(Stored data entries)
-- start --
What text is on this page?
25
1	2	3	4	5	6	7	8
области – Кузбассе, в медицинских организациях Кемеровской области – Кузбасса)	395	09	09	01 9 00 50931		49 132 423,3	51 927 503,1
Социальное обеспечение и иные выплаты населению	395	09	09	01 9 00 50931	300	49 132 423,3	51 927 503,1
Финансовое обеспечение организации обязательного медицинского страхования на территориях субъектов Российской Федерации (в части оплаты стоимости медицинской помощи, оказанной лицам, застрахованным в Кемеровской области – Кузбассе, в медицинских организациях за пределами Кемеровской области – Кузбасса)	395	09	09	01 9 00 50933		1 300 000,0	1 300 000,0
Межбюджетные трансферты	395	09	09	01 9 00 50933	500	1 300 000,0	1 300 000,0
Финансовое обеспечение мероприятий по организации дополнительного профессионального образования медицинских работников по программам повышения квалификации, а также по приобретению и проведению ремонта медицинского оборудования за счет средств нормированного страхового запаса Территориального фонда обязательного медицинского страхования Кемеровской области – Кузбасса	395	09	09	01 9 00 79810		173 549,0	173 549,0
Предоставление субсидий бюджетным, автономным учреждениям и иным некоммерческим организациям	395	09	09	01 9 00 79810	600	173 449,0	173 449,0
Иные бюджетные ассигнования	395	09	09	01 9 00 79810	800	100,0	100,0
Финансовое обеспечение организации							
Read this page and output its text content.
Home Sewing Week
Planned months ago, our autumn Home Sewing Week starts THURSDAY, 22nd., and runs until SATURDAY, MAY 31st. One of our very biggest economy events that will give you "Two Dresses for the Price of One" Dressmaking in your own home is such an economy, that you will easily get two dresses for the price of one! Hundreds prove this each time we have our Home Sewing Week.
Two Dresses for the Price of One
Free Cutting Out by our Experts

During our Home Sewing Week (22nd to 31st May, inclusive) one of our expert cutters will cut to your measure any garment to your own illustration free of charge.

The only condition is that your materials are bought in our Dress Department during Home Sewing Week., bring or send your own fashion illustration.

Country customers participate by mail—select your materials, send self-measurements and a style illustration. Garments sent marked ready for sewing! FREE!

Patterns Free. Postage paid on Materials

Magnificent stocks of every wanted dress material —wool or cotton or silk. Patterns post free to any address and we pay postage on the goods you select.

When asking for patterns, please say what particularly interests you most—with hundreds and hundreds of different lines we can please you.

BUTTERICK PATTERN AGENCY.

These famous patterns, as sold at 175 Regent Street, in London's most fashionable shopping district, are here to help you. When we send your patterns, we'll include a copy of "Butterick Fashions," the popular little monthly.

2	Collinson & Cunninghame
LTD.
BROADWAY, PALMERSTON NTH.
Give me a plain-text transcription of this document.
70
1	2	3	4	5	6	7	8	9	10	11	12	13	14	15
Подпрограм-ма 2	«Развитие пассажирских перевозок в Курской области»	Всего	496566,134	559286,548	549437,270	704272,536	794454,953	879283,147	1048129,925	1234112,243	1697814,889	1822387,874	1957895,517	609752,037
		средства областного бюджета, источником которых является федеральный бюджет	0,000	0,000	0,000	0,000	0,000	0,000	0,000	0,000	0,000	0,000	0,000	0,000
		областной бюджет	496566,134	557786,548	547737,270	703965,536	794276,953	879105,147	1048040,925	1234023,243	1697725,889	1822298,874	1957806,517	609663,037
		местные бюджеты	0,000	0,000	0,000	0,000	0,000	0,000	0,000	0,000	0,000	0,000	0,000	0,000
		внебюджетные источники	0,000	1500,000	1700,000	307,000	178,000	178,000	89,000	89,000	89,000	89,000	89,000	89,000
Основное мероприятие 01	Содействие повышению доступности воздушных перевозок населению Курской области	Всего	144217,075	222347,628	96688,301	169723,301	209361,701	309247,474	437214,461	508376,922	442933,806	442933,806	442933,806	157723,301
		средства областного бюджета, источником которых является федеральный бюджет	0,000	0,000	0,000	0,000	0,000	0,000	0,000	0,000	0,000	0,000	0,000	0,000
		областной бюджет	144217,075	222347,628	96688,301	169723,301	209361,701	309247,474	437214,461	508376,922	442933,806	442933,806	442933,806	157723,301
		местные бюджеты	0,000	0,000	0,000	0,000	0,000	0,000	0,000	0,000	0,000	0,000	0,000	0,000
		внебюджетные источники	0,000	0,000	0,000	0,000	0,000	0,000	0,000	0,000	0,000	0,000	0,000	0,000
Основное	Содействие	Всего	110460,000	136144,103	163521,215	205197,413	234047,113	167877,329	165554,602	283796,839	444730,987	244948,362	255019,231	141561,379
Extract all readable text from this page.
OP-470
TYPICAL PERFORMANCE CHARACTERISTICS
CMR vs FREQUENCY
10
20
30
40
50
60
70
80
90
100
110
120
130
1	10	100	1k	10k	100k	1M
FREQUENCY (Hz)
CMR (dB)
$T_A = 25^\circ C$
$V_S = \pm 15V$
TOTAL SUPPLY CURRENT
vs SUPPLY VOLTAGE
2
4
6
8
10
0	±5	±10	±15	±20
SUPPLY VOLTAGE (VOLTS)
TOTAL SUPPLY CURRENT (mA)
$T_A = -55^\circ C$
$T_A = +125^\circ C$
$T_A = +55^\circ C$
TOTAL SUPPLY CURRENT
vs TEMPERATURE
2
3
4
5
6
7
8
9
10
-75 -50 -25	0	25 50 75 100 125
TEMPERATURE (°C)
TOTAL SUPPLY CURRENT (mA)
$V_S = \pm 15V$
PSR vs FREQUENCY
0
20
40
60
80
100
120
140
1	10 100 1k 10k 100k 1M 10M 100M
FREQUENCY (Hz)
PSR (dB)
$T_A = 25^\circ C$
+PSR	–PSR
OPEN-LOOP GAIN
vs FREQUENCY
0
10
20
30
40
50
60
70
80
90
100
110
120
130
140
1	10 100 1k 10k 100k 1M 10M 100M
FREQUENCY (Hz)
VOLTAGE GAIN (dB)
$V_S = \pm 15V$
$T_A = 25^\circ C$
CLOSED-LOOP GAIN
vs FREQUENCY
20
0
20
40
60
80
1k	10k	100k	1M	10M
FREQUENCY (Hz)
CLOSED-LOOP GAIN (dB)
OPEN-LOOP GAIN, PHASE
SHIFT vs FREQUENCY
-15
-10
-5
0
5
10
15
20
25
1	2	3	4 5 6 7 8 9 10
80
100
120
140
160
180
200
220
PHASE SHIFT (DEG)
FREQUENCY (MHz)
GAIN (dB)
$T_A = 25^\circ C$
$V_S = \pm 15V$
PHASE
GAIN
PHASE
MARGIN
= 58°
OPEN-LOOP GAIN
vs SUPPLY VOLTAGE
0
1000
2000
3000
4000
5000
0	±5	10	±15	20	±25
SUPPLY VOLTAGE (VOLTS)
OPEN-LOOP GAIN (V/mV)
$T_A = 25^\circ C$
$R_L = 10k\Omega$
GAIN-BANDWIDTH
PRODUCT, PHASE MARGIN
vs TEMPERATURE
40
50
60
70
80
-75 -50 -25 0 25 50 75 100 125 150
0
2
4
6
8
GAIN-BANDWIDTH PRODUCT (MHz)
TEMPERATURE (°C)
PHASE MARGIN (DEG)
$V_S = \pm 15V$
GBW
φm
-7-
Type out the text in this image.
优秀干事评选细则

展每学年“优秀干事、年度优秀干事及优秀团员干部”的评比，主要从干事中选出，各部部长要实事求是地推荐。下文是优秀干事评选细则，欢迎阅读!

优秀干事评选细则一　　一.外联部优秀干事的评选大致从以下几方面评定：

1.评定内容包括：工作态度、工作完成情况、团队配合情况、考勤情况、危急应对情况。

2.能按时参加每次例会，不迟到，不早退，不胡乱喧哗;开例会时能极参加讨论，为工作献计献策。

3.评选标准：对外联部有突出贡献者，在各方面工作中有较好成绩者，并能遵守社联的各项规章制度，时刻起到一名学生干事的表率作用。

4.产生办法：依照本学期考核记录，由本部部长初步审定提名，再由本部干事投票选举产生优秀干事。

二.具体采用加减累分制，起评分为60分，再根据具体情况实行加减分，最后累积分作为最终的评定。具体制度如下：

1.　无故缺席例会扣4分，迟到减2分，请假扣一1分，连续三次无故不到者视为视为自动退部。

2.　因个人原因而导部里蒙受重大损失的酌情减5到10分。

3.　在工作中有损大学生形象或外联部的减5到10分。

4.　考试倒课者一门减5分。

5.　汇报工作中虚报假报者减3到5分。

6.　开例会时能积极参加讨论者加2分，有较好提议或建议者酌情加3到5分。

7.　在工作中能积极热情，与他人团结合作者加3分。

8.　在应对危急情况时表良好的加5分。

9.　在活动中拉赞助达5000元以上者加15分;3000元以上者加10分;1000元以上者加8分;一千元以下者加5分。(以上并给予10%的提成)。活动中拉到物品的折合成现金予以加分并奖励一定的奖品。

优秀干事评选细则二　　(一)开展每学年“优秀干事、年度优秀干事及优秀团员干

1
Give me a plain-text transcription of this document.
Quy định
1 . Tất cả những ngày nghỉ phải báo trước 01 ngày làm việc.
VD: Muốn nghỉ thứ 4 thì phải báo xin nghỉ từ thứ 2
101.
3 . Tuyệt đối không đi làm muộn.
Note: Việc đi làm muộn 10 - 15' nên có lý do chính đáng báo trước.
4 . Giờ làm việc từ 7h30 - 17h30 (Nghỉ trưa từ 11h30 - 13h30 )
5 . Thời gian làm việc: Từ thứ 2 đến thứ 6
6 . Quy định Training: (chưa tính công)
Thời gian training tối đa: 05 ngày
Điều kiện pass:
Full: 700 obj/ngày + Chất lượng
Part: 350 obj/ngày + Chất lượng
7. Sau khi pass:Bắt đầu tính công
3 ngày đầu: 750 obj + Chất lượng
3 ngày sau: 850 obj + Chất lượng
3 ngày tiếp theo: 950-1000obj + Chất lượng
-- end --
*STATED GOAL*
Pick out each line in the material containing "медицинских".

*SOLUTION FOR THIS TASK*
области – Кузбассе, в медицинских организациях Кемеровской области – Кузбасса)	395	09	09	01 9 00 50931		49 132 423,3	51 927 503,1
Финансовое обеспечение организации обязательного медицинского страхования на территориях субъектов Российской Федерации (в части оплаты стоимости медицинской помощи, оказанной лицам, застрахованным в Кемеровской области – Кузбассе, в медицинских организациях за пределами Кемеровской области – Кузбасса)	395	09	09	01 9 00 50933		1 300 000,0	1 300 000,0
Финансовое обеспечение мероприятий по организации дополнительного профессионального образования медицинских работников по программам повышения квалификации, а также по приобретению и проведению ремонта медицинского оборудования за счет средств нормированного страхового запаса Территориального фонда обязательного медицинского страхования Кемеровской области – Кузбасса	395	09	09	01 9 00 79810		173 549,0	173 549,0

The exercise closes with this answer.